- [Given problem]
Leave out the pictures and reproduce all of the data exactly.

- [Raw records]
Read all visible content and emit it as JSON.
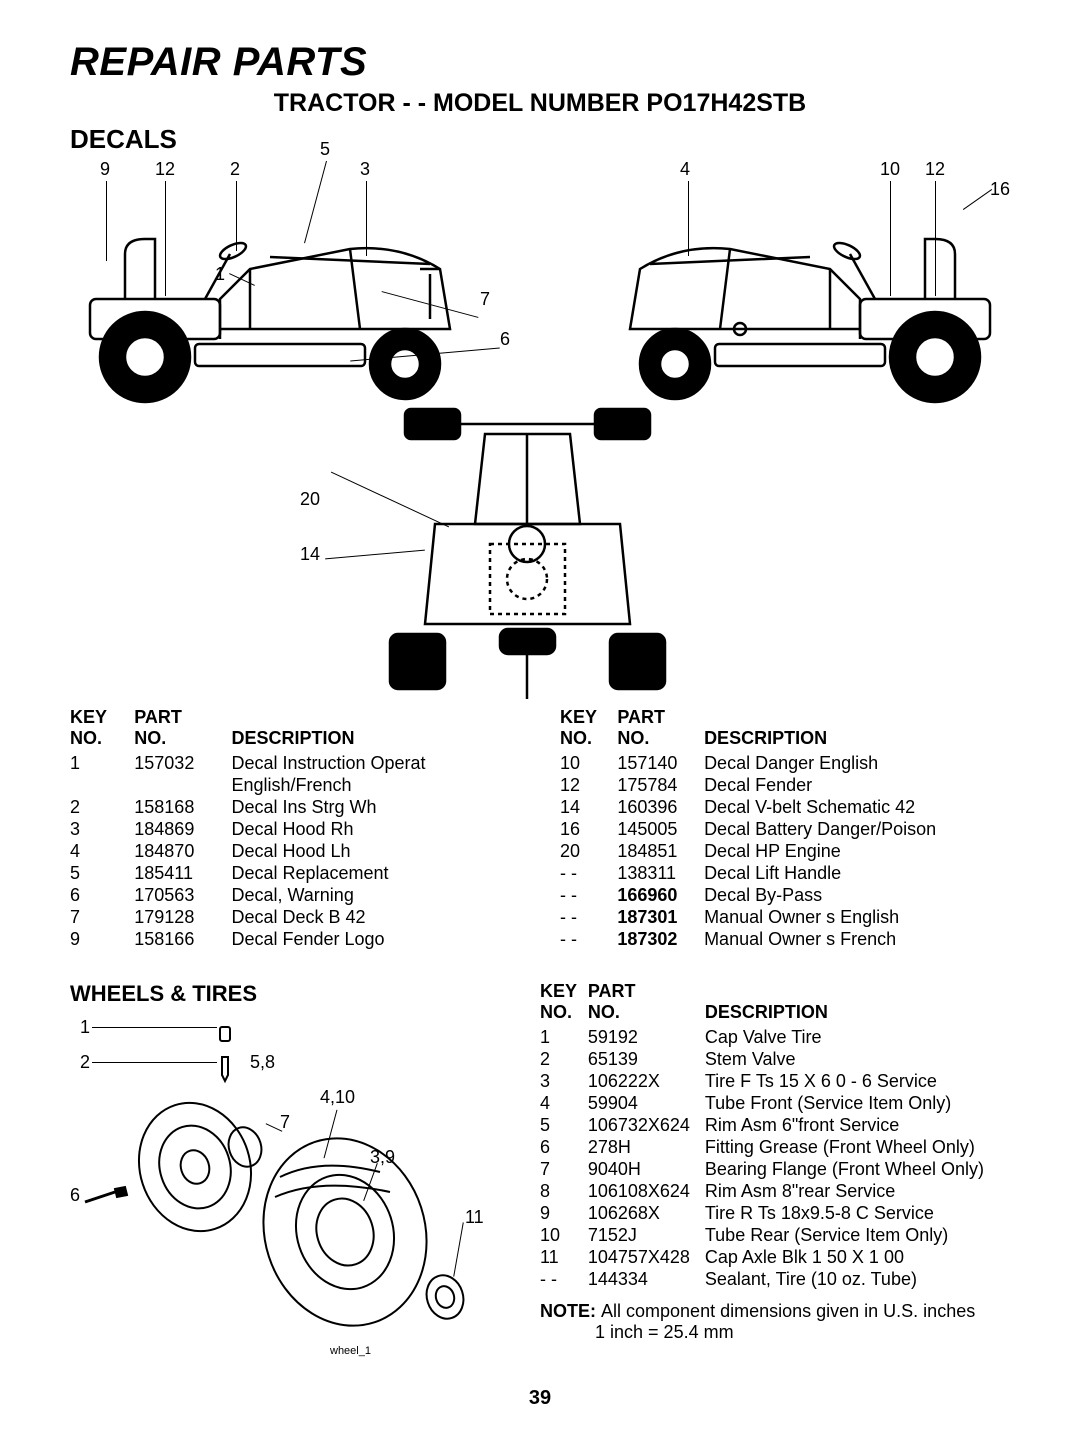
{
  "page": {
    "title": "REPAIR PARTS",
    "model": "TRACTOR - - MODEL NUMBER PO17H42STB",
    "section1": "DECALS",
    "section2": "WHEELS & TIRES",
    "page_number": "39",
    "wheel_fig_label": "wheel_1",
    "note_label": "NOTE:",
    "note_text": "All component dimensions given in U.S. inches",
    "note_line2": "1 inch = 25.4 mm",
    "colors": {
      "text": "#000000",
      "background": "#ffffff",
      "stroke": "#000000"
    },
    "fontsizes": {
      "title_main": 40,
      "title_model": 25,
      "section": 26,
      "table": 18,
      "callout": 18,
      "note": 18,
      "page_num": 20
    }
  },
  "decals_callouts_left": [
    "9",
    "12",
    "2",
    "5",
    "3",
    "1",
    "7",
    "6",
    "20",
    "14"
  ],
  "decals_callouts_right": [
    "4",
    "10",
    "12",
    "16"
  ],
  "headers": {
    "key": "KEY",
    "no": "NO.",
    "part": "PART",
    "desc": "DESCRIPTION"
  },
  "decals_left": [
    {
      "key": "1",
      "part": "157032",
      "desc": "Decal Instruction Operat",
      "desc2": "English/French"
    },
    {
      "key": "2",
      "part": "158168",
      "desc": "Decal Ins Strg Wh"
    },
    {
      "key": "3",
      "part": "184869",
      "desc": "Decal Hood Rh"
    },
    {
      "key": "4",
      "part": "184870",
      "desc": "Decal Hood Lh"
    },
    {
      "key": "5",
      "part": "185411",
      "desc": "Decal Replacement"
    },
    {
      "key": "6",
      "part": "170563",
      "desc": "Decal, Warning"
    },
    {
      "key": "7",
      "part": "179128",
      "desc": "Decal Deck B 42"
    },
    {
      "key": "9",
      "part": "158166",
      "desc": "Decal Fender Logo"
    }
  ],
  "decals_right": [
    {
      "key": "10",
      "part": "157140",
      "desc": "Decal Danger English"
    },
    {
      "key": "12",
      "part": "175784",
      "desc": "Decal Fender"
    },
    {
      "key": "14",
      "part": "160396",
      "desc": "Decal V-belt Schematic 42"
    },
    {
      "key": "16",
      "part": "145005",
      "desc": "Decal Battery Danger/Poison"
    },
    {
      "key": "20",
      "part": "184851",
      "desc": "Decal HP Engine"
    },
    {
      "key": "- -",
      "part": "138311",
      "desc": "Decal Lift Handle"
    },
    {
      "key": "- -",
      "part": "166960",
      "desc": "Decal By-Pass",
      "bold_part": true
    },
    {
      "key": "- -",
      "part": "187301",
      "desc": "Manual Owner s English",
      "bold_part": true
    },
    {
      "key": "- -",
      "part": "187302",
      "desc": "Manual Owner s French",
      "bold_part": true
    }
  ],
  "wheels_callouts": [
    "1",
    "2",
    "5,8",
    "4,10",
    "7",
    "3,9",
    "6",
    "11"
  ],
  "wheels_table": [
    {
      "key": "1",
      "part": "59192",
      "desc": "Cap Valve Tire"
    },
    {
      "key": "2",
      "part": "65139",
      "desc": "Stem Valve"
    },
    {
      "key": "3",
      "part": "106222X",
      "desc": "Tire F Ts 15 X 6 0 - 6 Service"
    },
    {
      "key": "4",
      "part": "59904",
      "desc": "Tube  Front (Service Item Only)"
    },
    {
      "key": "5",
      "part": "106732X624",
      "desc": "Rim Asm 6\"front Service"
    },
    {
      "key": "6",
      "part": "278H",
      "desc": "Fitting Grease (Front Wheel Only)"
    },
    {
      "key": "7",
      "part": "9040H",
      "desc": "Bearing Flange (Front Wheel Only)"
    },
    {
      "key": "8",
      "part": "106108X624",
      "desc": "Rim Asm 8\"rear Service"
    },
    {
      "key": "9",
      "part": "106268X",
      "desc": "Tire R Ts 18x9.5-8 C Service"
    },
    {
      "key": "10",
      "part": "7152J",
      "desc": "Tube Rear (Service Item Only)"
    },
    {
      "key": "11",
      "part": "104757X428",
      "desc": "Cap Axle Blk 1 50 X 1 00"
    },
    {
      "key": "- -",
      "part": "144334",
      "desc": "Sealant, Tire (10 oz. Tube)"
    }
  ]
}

- [Answer below]
Read all visible content and emit it as JSON.
{
  "page": {
    "title": "REPAIR PARTS",
    "model": "TRACTOR - - MODEL NUMBER PO17H42STB",
    "section1": "DECALS",
    "section2": "WHEELS & TIRES",
    "page_number": "39",
    "wheel_fig_label": "wheel_1",
    "note_label": "NOTE:",
    "note_text": "All component dimensions given in U.S. inches",
    "note_line2": "1 inch = 25.4 mm",
    "colors": {
      "text": "#000000",
      "background": "#ffffff",
      "stroke": "#000000"
    },
    "fontsizes": {
      "title_main": 40,
      "title_model": 25,
      "section": 26,
      "table": 18,
      "callout": 18,
      "note": 18,
      "page_num": 20
    }
  },
  "decals_callouts_left": [
    "9",
    "12",
    "2",
    "5",
    "3",
    "1",
    "7",
    "6",
    "20",
    "14"
  ],
  "decals_callouts_right": [
    "4",
    "10",
    "12",
    "16"
  ],
  "headers": {
    "key": "KEY",
    "no": "NO.",
    "part": "PART",
    "desc": "DESCRIPTION"
  },
  "decals_left": [
    {
      "key": "1",
      "part": "157032",
      "desc": "Decal Instruction Operat",
      "desc2": "English/French"
    },
    {
      "key": "2",
      "part": "158168",
      "desc": "Decal Ins Strg Wh"
    },
    {
      "key": "3",
      "part": "184869",
      "desc": "Decal Hood Rh"
    },
    {
      "key": "4",
      "part": "184870",
      "desc": "Decal Hood Lh"
    },
    {
      "key": "5",
      "part": "185411",
      "desc": "Decal Replacement"
    },
    {
      "key": "6",
      "part": "170563",
      "desc": "Decal, Warning"
    },
    {
      "key": "7",
      "part": "179128",
      "desc": "Decal Deck B 42"
    },
    {
      "key": "9",
      "part": "158166",
      "desc": "Decal Fender Logo"
    }
  ],
  "decals_right": [
    {
      "key": "10",
      "part": "157140",
      "desc": "Decal Danger English"
    },
    {
      "key": "12",
      "part": "175784",
      "desc": "Decal Fender"
    },
    {
      "key": "14",
      "part": "160396",
      "desc": "Decal V-belt Schematic 42"
    },
    {
      "key": "16",
      "part": "145005",
      "desc": "Decal Battery Danger/Poison"
    },
    {
      "key": "20",
      "part": "184851",
      "desc": "Decal HP Engine"
    },
    {
      "key": "- -",
      "part": "138311",
      "desc": "Decal Lift Handle"
    },
    {
      "key": "- -",
      "part": "166960",
      "desc": "Decal By-Pass",
      "bold_part": true
    },
    {
      "key": "- -",
      "part": "187301",
      "desc": "Manual Owner s English",
      "bold_part": true
    },
    {
      "key": "- -",
      "part": "187302",
      "desc": "Manual Owner s French",
      "bold_part": true
    }
  ],
  "wheels_callouts": [
    "1",
    "2",
    "5,8",
    "4,10",
    "7",
    "3,9",
    "6",
    "11"
  ],
  "wheels_table": [
    {
      "key": "1",
      "part": "59192",
      "desc": "Cap Valve Tire"
    },
    {
      "key": "2",
      "part": "65139",
      "desc": "Stem Valve"
    },
    {
      "key": "3",
      "part": "106222X",
      "desc": "Tire F Ts 15 X 6 0 - 6 Service"
    },
    {
      "key": "4",
      "part": "59904",
      "desc": "Tube  Front (Service Item Only)"
    },
    {
      "key": "5",
      "part": "106732X624",
      "desc": "Rim Asm 6\"front Service"
    },
    {
      "key": "6",
      "part": "278H",
      "desc": "Fitting Grease (Front Wheel Only)"
    },
    {
      "key": "7",
      "part": "9040H",
      "desc": "Bearing Flange (Front Wheel Only)"
    },
    {
      "key": "8",
      "part": "106108X624",
      "desc": "Rim Asm 8\"rear Service"
    },
    {
      "key": "9",
      "part": "106268X",
      "desc": "Tire R Ts 18x9.5-8 C Service"
    },
    {
      "key": "10",
      "part": "7152J",
      "desc": "Tube Rear (Service Item Only)"
    },
    {
      "key": "11",
      "part": "104757X428",
      "desc": "Cap Axle Blk 1 50 X 1 00"
    },
    {
      "key": "- -",
      "part": "144334",
      "desc": "Sealant, Tire (10 oz. Tube)"
    }
  ]
}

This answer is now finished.